Directions for this task: Each entry below is to be printed verbatim.

Record set:
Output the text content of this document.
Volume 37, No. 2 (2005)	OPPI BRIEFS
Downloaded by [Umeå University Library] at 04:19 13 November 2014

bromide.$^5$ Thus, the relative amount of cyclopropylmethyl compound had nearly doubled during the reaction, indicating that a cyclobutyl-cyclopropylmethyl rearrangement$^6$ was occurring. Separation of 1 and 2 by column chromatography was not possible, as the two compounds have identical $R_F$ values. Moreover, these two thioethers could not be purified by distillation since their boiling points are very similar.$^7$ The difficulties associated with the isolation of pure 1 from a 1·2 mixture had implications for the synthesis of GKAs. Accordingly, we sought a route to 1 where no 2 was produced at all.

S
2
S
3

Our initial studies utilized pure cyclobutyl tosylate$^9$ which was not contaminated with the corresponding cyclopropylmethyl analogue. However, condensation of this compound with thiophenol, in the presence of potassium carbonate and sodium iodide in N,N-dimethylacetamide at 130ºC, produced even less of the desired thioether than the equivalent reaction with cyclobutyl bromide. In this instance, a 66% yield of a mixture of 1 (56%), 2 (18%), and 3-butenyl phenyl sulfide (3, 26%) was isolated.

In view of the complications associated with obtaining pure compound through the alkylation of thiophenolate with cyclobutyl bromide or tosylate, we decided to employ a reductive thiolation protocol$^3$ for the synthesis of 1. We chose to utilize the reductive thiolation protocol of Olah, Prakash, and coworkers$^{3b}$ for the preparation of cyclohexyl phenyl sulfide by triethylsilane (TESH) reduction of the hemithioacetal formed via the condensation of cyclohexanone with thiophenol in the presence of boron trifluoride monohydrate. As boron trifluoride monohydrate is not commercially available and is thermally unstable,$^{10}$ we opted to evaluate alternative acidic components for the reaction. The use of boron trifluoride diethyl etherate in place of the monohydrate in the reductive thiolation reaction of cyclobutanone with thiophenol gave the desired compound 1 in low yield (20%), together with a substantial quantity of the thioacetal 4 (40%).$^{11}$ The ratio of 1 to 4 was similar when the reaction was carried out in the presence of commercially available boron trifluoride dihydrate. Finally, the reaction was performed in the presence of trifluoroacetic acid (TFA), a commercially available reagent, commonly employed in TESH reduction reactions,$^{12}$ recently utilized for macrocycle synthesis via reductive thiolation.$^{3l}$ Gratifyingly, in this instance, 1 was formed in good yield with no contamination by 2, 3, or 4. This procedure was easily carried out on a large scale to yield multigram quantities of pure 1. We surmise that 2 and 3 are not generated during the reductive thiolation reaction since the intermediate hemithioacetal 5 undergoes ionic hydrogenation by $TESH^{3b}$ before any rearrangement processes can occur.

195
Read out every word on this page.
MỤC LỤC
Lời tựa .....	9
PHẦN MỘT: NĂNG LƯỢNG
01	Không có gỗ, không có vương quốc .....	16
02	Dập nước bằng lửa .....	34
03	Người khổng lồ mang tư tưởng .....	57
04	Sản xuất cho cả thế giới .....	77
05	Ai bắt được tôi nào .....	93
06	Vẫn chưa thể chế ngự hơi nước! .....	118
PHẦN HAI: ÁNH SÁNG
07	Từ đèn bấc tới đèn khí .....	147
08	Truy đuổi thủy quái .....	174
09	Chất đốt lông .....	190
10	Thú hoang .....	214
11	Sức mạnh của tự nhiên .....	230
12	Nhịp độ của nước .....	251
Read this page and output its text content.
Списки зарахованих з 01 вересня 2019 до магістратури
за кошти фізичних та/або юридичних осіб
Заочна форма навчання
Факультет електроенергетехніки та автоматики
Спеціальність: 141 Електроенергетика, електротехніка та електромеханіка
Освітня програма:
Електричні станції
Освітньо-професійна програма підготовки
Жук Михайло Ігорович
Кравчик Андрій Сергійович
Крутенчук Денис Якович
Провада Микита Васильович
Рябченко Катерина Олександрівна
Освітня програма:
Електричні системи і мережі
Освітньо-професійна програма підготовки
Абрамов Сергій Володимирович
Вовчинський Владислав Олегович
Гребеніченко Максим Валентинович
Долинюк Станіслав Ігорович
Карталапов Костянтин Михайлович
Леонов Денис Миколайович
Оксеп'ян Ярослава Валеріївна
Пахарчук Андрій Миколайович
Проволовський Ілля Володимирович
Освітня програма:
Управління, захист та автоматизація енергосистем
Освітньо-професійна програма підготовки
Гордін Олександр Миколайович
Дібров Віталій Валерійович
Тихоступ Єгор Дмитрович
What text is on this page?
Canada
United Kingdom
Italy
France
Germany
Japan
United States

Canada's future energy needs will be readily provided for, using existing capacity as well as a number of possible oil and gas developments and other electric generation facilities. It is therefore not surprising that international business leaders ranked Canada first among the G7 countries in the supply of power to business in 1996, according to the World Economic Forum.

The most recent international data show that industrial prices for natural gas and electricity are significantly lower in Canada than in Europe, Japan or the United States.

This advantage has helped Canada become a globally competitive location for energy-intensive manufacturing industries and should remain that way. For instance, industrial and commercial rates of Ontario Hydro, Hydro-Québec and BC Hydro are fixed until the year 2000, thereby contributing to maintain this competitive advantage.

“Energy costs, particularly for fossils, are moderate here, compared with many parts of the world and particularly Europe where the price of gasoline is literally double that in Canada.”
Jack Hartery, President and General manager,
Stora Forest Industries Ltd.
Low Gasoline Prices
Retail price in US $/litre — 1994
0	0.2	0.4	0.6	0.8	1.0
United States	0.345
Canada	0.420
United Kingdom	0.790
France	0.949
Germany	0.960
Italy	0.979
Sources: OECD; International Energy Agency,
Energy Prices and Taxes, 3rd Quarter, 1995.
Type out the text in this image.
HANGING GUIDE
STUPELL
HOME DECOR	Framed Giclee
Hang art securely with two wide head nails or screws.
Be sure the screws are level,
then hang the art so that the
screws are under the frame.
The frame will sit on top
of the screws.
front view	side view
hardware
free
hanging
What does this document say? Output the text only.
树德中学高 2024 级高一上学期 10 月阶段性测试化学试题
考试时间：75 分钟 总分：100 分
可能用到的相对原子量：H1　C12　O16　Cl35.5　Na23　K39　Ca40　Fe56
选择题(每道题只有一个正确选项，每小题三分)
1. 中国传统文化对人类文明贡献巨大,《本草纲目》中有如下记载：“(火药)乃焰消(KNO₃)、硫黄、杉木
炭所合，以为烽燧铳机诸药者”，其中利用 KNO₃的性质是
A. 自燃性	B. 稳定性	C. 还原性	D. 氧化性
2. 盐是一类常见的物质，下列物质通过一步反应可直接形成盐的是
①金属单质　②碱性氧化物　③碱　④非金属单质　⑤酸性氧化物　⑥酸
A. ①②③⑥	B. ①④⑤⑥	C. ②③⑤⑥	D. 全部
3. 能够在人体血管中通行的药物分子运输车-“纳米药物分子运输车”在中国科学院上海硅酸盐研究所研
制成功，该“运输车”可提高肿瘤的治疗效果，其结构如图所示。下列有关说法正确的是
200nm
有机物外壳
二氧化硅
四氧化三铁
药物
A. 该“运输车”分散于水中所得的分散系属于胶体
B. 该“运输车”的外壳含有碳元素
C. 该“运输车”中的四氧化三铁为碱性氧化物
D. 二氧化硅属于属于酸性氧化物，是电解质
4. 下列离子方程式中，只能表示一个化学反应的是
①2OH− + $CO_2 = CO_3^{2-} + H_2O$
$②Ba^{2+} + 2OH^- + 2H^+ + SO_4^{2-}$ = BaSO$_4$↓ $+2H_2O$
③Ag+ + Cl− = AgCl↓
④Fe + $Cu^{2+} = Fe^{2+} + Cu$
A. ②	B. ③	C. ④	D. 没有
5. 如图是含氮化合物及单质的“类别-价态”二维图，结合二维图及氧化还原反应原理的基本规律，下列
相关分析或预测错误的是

Worked solution:
Output the text content of this document.
Volume 37, No. 2 (2005)	OPPI BRIEFS
Downloaded by [Umeå University Library] at 04:19 13 November 2014

bromide.$^5$ Thus, the relative amount of cyclopropylmethyl compound had nearly doubled during the reaction, indicating that a cyclobutyl-cyclopropylmethyl rearrangement$^6$ was occurring. Separation of 1 and 2 by column chromatography was not possible, as the two compounds have identical $R_F$ values. Moreover, these two thioethers could not be purified by distillation since their boiling points are very similar.$^7$ The difficulties associated with the isolation of pure 1 from a 1·2 mixture had implications for the synthesis of GKAs. Accordingly, we sought a route to 1 where no 2 was produced at all.

S
2
S
3

Our initial studies utilized pure cyclobutyl tosylate$^9$ which was not contaminated with the corresponding cyclopropylmethyl analogue. However, condensation of this compound with thiophenol, in the presence of potassium carbonate and sodium iodide in N,N-dimethylacetamide at 130ºC, produced even less of the desired thioether than the equivalent reaction with cyclobutyl bromide. In this instance, a 66% yield of a mixture of 1 (56%), 2 (18%), and 3-butenyl phenyl sulfide (3, 26%) was isolated.

In view of the complications associated with obtaining pure compound through the alkylation of thiophenolate with cyclobutyl bromide or tosylate, we decided to employ a reductive thiolation protocol$^3$ for the synthesis of 1. We chose to utilize the reductive thiolation protocol of Olah, Prakash, and coworkers$^{3b}$ for the preparation of cyclohexyl phenyl sulfide by triethylsilane (TESH) reduction of the hemithioacetal formed via the condensation of cyclohexanone with thiophenol in the presence of boron trifluoride monohydrate. As boron trifluoride monohydrate is not commercially available and is thermally unstable,$^{10}$ we opted to evaluate alternative acidic components for the reaction. The use of boron trifluoride diethyl etherate in place of the monohydrate in the reductive thiolation reaction of cyclobutanone with thiophenol gave the desired compound 1 in low yield (20%), together with a substantial quantity of the thioacetal 4 (40%).$^{11}$ The ratio of 1 to 4 was similar when the reaction was carried out in the presence of commercially available boron trifluoride dihydrate. Finally, the reaction was performed in the presence of trifluoroacetic acid (TFA), a commercially available reagent, commonly employed in TESH reduction reactions,$^{12}$ recently utilized for macrocycle synthesis via reductive thiolation.$^{3l}$ Gratifyingly, in this instance, 1 was formed in good yield with no contamination by 2, 3, or 4. This procedure was easily carried out on a large scale to yield multigram quantities of pure 1. We surmise that 2 and 3 are not generated during the reductive thiolation reaction since the intermediate hemithioacetal 5 undergoes ionic hydrogenation by $TESH^{3b}$ before any rearrangement processes can occur.

195
Read out every word on this page.
MỤC LỤC
Lời tựa .....	9
PHẦN MỘT: NĂNG LƯỢNG
01	Không có gỗ, không có vương quốc .....	16
02	Dập nước bằng lửa .....	34
03	Người khổng lồ mang tư tưởng .....	57
04	Sản xuất cho cả thế giới .....	77
05	Ai bắt được tôi nào .....	93
06	Vẫn chưa thể chế ngự hơi nước! .....	118
PHẦN HAI: ÁNH SÁNG
07	Từ đèn bấc tới đèn khí .....	147
08	Truy đuổi thủy quái .....	174
09	Chất đốt lông .....	190
10	Thú hoang .....	214
11	Sức mạnh của tự nhiên .....	230
12	Nhịp độ của nước .....	251
Read this page and output its text content.
Списки зарахованих з 01 вересня 2019 до магістратури
за кошти фізичних та/або юридичних осіб
Заочна форма навчання
Факультет електроенергетехніки та автоматики
Спеціальність: 141 Електроенергетика, електротехніка та електромеханіка
Освітня програма:
Електричні станції
Освітньо-професійна програма підготовки
Жук Михайло Ігорович
Кравчик Андрій Сергійович
Крутенчук Денис Якович
Провада Микита Васильович
Рябченко Катерина Олександрівна
Освітня програма:
Електричні системи і мережі
Освітньо-професійна програма підготовки
Абрамов Сергій Володимирович
Вовчинський Владислав Олегович
Гребеніченко Максим Валентинович
Долинюк Станіслав Ігорович
Карталапов Костянтин Михайлович
Леонов Денис Миколайович
Оксеп'ян Ярослава Валеріївна
Пахарчук Андрій Миколайович
Проволовський Ілля Володимирович
Освітня програма:
Управління, захист та автоматизація енергосистем
Освітньо-професійна програма підготовки
Гордін Олександр Миколайович
Дібров Віталій Валерійович
Тихоступ Єгор Дмитрович
What text is on this page?
Canada
United Kingdom
Italy
France
Germany
Japan
United States

Canada's future energy needs will be readily provided for, using existing capacity as well as a number of possible oil and gas developments and other electric generation facilities. It is therefore not surprising that international business leaders ranked Canada first among the G7 countries in the supply of power to business in 1996, according to the World Economic Forum.

The most recent international data show that industrial prices for natural gas and electricity are significantly lower in Canada than in Europe, Japan or the United States.

This advantage has helped Canada become a globally competitive location for energy-intensive manufacturing industries and should remain that way. For instance, industrial and commercial rates of Ontario Hydro, Hydro-Québec and BC Hydro are fixed until the year 2000, thereby contributing to maintain this competitive advantage.

“Energy costs, particularly for fossils, are moderate here, compared with many parts of the world and particularly Europe where the price of gasoline is literally double that in Canada.”
Jack Hartery, President and General manager,
Stora Forest Industries Ltd.
Low Gasoline Prices
Retail price in US $/litre — 1994
0	0.2	0.4	0.6	0.8	1.0
United States	0.345
Canada	0.420
United Kingdom	0.790
France	0.949
Germany	0.960
Italy	0.979
Sources: OECD; International Energy Agency,
Energy Prices and Taxes, 3rd Quarter, 1995.
Type out the text in this image.
HANGING GUIDE
STUPELL
HOME DECOR	Framed Giclee
Hang art securely with two wide head nails or screws.
Be sure the screws are level,
then hang the art so that the
screws are under the frame.
The frame will sit on top
of the screws.
front view	side view
hardware
free
hanging
What does this document say? Output the text only.
树德中学高 2024 级高一上学期 10 月阶段性测试化学试题
考试时间：75 分钟 总分：100 分
可能用到的相对原子量：H1　C12　O16　Cl35.5　Na23　K39　Ca40　Fe56
选择题(每道题只有一个正确选项，每小题三分)
1. 中国传统文化对人类文明贡献巨大,《本草纲目》中有如下记载：“(火药)乃焰消(KNO₃)、硫黄、杉木
炭所合，以为烽燧铳机诸药者”，其中利用 KNO₃的性质是
A. 自燃性	B. 稳定性	C. 还原性	D. 氧化性
2. 盐是一类常见的物质，下列物质通过一步反应可直接形成盐的是
①金属单质　②碱性氧化物　③碱　④非金属单质　⑤酸性氧化物　⑥酸
A. ①②③⑥	B. ①④⑤⑥	C. ②③⑤⑥	D. 全部
3. 能够在人体血管中通行的药物分子运输车-“纳米药物分子运输车”在中国科学院上海硅酸盐研究所研
制成功，该“运输车”可提高肿瘤的治疗效果，其结构如图所示。下列有关说法正确的是
200nm
有机物外壳
二氧化硅
四氧化三铁
药物
A. 该“运输车”分散于水中所得的分散系属于胶体
B. 该“运输车”的外壳含有碳元素
C. 该“运输车”中的四氧化三铁为碱性氧化物
D. 二氧化硅属于属于酸性氧化物，是电解质
4. 下列离子方程式中，只能表示一个化学反应的是
①2OH− + $CO_2 = CO_3^{2-} + H_2O$
$②Ba^{2+} + 2OH^- + 2H^+ + SO_4^{2-}$ = BaSO$_4$↓ $+2H_2O$
③Ag+ + Cl− = AgCl↓
④Fe + $Cu^{2+} = Fe^{2+} + Cu$
A. ②	B. ③	C. ④	D. 没有
5. 如图是含氮化合物及单质的“类别-价态”二维图，结合二维图及氧化还原反应原理的基本规律，下列
相关分析或预测错误的是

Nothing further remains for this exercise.